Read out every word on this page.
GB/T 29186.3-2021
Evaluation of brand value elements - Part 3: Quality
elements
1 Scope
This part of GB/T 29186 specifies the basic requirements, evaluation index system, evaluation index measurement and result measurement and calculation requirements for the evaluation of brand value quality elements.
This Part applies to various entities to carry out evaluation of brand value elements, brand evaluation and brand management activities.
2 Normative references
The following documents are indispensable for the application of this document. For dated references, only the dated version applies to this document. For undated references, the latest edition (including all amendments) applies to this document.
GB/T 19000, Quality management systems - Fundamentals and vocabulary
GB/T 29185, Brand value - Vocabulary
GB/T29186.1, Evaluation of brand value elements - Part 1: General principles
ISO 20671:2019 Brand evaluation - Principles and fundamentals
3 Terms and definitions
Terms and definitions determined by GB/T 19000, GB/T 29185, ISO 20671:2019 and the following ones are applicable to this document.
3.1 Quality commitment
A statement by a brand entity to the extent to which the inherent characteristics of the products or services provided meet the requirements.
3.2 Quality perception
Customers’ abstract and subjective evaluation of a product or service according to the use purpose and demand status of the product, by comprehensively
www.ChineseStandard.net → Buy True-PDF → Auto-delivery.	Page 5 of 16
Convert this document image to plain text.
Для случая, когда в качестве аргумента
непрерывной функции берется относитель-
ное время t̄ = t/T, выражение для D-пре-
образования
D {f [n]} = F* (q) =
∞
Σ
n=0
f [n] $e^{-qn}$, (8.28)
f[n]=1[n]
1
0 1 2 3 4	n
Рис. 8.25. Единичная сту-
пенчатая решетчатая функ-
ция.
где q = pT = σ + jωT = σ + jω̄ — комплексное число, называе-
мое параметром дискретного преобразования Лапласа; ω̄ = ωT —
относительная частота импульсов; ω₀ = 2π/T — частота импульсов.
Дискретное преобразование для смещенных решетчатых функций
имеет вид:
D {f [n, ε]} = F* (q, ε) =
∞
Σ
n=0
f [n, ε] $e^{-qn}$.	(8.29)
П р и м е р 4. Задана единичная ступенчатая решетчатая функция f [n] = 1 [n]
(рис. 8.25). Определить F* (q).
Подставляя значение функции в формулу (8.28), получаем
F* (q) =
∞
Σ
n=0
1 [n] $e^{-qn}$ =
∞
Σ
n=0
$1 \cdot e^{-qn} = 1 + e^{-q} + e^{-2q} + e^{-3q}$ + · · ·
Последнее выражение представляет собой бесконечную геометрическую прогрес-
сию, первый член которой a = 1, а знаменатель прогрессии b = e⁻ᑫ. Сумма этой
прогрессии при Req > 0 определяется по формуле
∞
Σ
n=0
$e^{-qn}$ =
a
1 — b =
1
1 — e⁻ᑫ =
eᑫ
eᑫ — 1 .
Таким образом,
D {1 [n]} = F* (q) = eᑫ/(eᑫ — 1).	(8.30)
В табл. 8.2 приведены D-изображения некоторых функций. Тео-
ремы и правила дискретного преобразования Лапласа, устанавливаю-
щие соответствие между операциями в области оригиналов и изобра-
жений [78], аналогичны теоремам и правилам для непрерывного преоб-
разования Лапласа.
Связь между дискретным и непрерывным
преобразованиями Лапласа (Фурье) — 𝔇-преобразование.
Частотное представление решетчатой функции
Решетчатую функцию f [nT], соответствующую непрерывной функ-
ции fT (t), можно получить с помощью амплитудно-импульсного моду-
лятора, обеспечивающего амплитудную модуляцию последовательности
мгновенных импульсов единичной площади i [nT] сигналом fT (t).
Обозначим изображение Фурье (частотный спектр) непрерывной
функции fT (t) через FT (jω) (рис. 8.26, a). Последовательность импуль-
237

== Task statement ==
Extract all lines from the data in which "непрерывной" is found.

== Result ==
непрерывной функции берется относитель-
Решетчатую функцию f [nT], соответствующую непрерывной функ-
Обозначим изображение Фурье (частотный спектр) непрерывной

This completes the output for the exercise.